Task requirements >>
Every record should be written out exactly, please.

Dataset items >>
***

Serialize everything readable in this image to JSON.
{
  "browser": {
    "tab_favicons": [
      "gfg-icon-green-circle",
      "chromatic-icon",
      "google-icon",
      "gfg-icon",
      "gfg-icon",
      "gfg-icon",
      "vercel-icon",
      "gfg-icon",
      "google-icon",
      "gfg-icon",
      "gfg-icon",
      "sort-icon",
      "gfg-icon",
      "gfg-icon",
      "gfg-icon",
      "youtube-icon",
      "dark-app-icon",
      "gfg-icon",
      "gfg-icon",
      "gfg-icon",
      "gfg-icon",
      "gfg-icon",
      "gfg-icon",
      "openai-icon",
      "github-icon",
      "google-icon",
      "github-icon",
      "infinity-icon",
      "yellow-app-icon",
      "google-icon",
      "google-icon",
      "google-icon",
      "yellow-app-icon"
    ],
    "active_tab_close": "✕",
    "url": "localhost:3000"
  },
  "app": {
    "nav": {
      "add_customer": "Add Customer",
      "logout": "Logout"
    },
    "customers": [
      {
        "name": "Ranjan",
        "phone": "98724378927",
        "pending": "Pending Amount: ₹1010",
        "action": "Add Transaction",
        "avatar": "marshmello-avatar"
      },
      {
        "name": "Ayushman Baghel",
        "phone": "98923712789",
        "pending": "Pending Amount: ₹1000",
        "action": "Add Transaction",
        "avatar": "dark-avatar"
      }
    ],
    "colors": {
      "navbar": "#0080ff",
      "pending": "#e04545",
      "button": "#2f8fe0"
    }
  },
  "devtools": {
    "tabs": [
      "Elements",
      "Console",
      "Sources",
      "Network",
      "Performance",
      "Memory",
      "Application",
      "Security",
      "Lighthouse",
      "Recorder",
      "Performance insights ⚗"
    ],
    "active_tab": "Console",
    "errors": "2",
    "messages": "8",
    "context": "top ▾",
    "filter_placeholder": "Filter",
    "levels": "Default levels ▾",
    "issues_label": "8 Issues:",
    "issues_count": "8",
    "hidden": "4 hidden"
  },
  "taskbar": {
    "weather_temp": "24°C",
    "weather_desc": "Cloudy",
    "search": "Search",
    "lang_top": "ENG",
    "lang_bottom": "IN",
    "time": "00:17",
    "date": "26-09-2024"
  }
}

***

Solution to this exercise >>
Serialize everything readable in this image to JSON.
{
  "browser": {
    "tab_favicons": [
      "gfg-icon-green-circle",
      "chromatic-icon",
      "google-icon",
      "gfg-icon",
      "gfg-icon",
      "gfg-icon",
      "vercel-icon",
      "gfg-icon",
      "google-icon",
      "gfg-icon",
      "gfg-icon",
      "sort-icon",
      "gfg-icon",
      "gfg-icon",
      "gfg-icon",
      "youtube-icon",
      "dark-app-icon",
      "gfg-icon",
      "gfg-icon",
      "gfg-icon",
      "gfg-icon",
      "gfg-icon",
      "gfg-icon",
      "openai-icon",
      "github-icon",
      "google-icon",
      "github-icon",
      "infinity-icon",
      "yellow-app-icon",
      "google-icon",
      "google-icon",
      "google-icon",
      "yellow-app-icon"
    ],
    "active_tab_close": "✕",
    "url": "localhost:3000"
  },
  "app": {
    "nav": {
      "add_customer": "Add Customer",
      "logout": "Logout"
    },
    "customers": [
      {
        "name": "Ranjan",
        "phone": "98724378927",
        "pending": "Pending Amount: ₹1010",
        "action": "Add Transaction",
        "avatar": "marshmello-avatar"
      },
      {
        "name": "Ayushman Baghel",
        "phone": "98923712789",
        "pending": "Pending Amount: ₹1000",
        "action": "Add Transaction",
        "avatar": "dark-avatar"
      }
    ],
    "colors": {
      "navbar": "#0080ff",
      "pending": "#e04545",
      "button": "#2f8fe0"
    }
  },
  "devtools": {
    "tabs": [
      "Elements",
      "Console",
      "Sources",
      "Network",
      "Performance",
      "Memory",
      "Application",
      "Security",
      "Lighthouse",
      "Recorder",
      "Performance insights ⚗"
    ],
    "active_tab": "Console",
    "errors": "2",
    "messages": "8",
    "context": "top ▾",
    "filter_placeholder": "Filter",
    "levels": "Default levels ▾",
    "issues_label": "8 Issues:",
    "issues_count": "8",
    "hidden": "4 hidden"
  },
  "taskbar": {
    "weather_temp": "24°C",
    "weather_desc": "Cloudy",
    "search": "Search",
    "lang_top": "ENG",
    "lang_bottom": "IN",
    "time": "00:17",
    "date": "26-09-2024"
  }
}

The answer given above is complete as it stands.